--- start of Record set ---
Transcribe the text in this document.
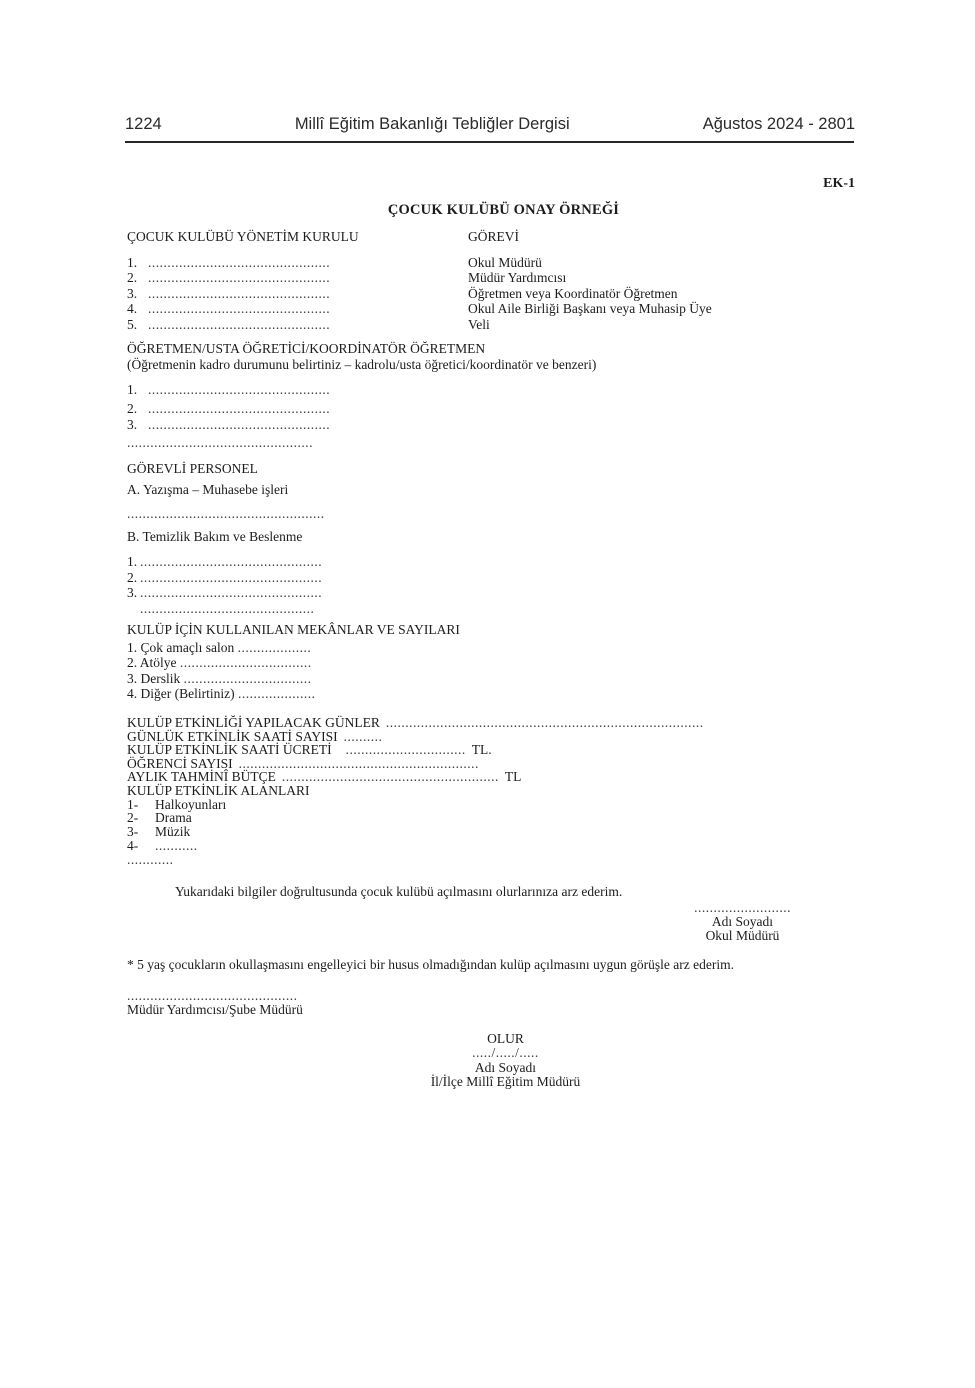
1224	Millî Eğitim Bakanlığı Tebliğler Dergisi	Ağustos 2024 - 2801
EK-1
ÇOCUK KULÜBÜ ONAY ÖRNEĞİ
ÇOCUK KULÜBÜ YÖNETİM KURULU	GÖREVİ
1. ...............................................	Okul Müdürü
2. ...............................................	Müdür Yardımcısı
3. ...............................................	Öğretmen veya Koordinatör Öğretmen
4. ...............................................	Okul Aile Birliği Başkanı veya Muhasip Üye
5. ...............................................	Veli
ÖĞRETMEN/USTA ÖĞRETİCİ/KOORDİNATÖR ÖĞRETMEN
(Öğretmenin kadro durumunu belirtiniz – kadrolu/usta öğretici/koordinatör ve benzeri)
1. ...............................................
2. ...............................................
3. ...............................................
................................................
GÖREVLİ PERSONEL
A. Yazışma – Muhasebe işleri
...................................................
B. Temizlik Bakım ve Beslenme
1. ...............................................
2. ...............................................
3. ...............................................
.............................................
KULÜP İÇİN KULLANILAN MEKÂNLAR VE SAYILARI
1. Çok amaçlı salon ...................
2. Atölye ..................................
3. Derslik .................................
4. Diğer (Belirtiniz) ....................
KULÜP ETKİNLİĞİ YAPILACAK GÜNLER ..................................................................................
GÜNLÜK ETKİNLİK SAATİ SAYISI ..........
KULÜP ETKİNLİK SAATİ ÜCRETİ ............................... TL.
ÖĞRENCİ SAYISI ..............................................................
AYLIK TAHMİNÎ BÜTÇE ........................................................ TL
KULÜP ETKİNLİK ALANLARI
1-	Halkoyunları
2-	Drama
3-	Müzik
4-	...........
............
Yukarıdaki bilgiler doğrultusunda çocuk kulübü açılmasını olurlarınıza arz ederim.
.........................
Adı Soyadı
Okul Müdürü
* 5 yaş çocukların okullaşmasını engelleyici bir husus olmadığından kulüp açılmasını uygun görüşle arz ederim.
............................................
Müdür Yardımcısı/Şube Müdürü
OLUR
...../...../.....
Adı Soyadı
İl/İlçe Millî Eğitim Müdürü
--- end of Record set ---
--- start of Record set ---
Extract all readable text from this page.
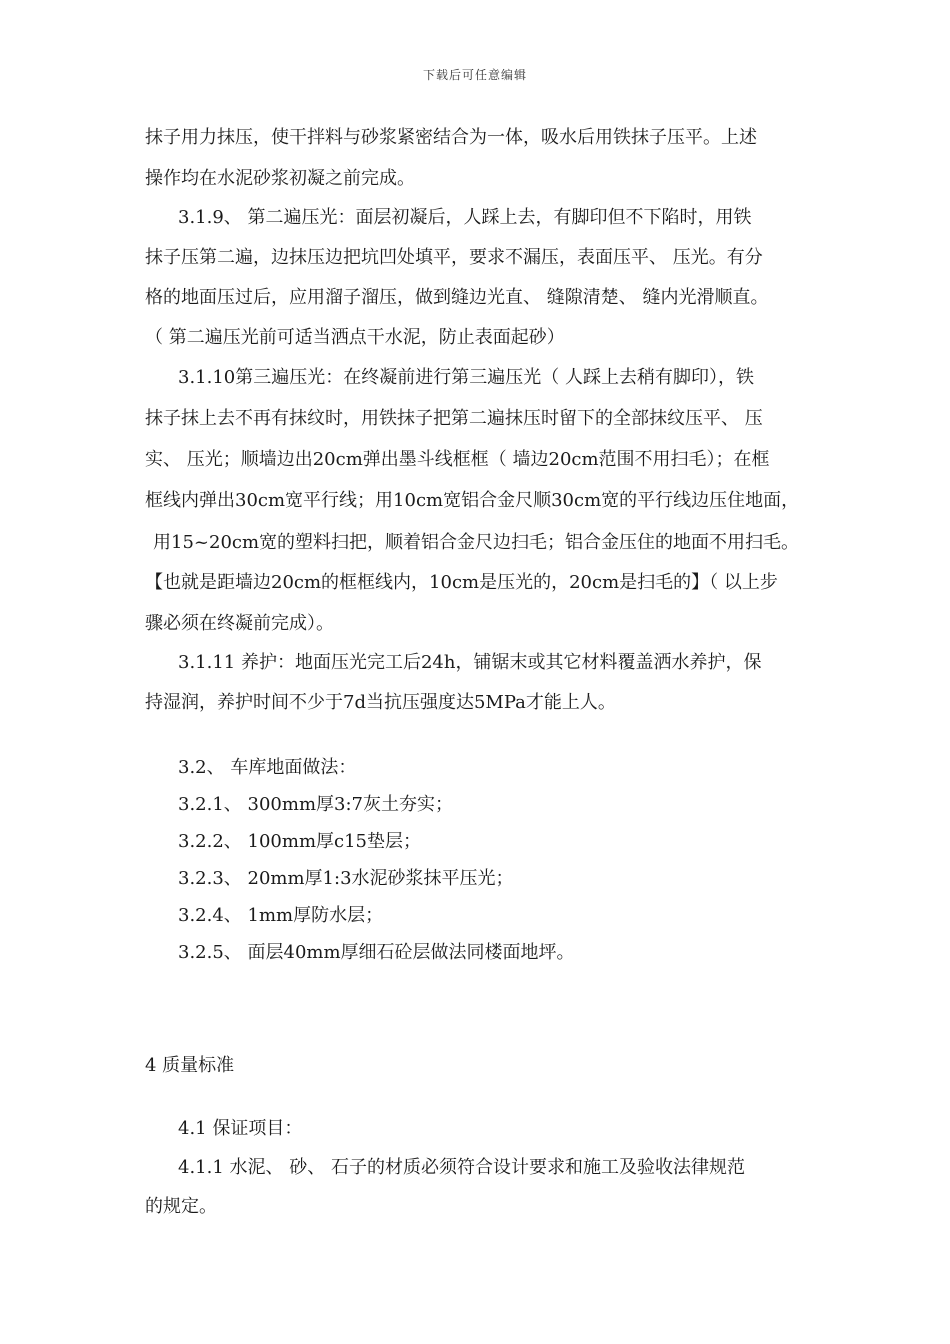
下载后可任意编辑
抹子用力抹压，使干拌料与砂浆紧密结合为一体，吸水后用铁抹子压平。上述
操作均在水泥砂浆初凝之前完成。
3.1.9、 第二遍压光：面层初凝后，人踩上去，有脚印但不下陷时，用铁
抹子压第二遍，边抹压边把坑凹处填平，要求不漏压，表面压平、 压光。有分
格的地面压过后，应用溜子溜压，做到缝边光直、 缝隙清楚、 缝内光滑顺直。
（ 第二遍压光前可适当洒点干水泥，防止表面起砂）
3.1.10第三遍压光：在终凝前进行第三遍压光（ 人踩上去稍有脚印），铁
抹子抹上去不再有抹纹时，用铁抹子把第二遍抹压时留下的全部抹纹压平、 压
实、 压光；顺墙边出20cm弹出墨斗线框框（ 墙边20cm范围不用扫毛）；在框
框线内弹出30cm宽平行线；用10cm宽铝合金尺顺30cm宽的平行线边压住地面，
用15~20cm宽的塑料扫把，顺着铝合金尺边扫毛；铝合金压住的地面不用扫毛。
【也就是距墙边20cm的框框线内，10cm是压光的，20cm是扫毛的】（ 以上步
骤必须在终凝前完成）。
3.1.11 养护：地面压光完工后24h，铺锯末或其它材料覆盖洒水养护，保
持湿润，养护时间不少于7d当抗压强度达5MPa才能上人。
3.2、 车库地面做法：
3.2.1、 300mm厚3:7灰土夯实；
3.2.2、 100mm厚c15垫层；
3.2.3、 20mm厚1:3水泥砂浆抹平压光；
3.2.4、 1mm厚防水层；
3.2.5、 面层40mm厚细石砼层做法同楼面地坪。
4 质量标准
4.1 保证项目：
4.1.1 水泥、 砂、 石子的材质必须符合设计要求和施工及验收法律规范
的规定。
--- end of Record set ---
Your goal: State the number of lines in this listing that contain the string "SAYISI", and add nothing else.

Written solution: 2